- [Written request]
For each line below that contains the string "chiếu", copy that line.

- [Records for this exercise]
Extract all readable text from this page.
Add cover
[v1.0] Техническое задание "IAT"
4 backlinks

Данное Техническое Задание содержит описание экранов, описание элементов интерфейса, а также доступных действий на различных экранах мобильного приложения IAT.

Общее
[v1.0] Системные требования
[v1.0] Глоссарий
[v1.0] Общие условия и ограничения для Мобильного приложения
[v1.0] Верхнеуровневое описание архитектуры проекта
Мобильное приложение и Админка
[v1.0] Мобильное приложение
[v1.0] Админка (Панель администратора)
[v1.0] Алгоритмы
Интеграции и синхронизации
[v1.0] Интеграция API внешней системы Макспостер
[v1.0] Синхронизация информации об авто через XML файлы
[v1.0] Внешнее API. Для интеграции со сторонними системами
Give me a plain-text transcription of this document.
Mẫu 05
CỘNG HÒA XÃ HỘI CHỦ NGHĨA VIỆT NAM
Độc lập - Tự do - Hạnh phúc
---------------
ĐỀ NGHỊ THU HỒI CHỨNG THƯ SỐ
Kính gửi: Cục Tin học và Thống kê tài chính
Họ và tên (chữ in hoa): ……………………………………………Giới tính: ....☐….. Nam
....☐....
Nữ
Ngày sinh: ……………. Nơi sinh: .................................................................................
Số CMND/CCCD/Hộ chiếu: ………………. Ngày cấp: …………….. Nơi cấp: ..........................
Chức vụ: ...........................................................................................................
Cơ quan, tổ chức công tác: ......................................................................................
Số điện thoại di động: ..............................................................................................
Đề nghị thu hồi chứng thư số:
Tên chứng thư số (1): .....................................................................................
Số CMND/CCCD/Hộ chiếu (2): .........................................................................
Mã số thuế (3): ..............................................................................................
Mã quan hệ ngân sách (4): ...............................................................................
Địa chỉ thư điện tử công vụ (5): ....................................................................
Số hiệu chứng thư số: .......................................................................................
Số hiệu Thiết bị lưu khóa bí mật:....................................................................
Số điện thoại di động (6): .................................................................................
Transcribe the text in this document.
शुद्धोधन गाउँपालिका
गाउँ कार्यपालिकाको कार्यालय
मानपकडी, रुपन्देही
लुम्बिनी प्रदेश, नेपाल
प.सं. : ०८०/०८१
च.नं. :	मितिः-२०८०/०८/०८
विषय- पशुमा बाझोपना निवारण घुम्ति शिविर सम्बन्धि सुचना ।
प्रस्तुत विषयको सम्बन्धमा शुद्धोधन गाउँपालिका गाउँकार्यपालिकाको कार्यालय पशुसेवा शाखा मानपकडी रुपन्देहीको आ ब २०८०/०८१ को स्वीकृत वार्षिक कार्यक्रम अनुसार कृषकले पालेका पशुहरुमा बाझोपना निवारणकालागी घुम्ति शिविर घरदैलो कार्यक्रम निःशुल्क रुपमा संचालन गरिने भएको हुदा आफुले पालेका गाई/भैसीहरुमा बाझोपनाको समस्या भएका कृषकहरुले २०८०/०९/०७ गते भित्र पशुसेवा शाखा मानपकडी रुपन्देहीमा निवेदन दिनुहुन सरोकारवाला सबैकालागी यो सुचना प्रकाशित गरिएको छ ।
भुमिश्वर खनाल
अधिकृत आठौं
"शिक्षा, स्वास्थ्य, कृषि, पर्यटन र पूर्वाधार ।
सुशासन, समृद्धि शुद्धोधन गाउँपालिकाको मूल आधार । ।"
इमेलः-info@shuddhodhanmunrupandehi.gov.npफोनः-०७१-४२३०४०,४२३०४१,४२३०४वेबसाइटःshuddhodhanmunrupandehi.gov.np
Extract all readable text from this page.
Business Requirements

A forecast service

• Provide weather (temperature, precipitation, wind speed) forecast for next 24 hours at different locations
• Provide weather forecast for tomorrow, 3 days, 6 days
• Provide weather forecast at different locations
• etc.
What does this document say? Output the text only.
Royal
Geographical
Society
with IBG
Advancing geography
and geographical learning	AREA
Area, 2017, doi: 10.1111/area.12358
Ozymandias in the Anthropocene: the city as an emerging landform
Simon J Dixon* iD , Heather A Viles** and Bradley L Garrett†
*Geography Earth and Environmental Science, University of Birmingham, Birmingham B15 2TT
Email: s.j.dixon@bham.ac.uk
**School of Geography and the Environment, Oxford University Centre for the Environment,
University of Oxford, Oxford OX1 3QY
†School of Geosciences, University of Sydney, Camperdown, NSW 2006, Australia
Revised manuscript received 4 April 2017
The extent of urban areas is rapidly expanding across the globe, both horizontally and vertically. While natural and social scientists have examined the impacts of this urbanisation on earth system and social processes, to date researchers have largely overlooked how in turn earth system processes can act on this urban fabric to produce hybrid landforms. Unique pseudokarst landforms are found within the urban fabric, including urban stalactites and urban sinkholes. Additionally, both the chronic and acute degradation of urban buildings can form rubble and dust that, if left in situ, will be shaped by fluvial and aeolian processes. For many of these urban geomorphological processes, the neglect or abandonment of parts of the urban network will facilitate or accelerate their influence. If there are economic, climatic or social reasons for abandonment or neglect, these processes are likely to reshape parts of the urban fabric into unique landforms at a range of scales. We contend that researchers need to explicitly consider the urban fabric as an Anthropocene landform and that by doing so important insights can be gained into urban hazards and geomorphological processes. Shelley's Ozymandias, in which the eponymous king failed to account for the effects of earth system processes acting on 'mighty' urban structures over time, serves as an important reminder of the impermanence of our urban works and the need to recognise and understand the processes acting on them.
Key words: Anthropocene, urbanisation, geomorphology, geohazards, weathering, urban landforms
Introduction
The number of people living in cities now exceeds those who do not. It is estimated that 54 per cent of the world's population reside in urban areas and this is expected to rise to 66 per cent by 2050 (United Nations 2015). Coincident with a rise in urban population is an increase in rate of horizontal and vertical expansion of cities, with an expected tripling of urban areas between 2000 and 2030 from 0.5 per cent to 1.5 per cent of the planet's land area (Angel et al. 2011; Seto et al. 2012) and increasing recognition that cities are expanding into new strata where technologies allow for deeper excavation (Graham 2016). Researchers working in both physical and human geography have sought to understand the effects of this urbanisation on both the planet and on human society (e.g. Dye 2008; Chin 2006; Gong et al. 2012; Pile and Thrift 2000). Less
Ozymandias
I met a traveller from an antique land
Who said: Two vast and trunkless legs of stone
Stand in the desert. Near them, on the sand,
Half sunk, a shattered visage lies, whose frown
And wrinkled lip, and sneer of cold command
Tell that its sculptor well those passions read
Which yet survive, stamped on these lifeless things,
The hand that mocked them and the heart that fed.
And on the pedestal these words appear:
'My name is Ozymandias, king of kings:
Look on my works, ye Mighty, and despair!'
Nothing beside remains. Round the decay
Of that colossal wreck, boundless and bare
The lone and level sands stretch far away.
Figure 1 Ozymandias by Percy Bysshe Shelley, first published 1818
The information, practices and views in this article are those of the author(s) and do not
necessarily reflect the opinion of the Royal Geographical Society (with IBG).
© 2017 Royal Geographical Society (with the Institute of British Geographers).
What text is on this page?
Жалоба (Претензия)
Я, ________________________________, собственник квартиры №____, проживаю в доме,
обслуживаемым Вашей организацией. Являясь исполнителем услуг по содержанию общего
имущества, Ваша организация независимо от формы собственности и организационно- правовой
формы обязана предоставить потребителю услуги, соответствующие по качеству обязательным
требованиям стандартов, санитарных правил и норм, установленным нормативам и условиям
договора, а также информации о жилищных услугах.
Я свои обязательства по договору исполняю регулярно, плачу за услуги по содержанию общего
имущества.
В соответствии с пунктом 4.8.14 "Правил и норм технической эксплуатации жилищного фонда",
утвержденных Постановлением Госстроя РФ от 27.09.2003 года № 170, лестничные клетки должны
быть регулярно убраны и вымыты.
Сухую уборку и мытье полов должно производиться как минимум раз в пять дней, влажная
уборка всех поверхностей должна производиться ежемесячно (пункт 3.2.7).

- [Result for this task]
Số CMND/CCCD/Hộ chiếu: ………………. Ngày cấp: …………….. Nơi cấp: ..........................
Số CMND/CCCD/Hộ chiếu (2): .........................................................................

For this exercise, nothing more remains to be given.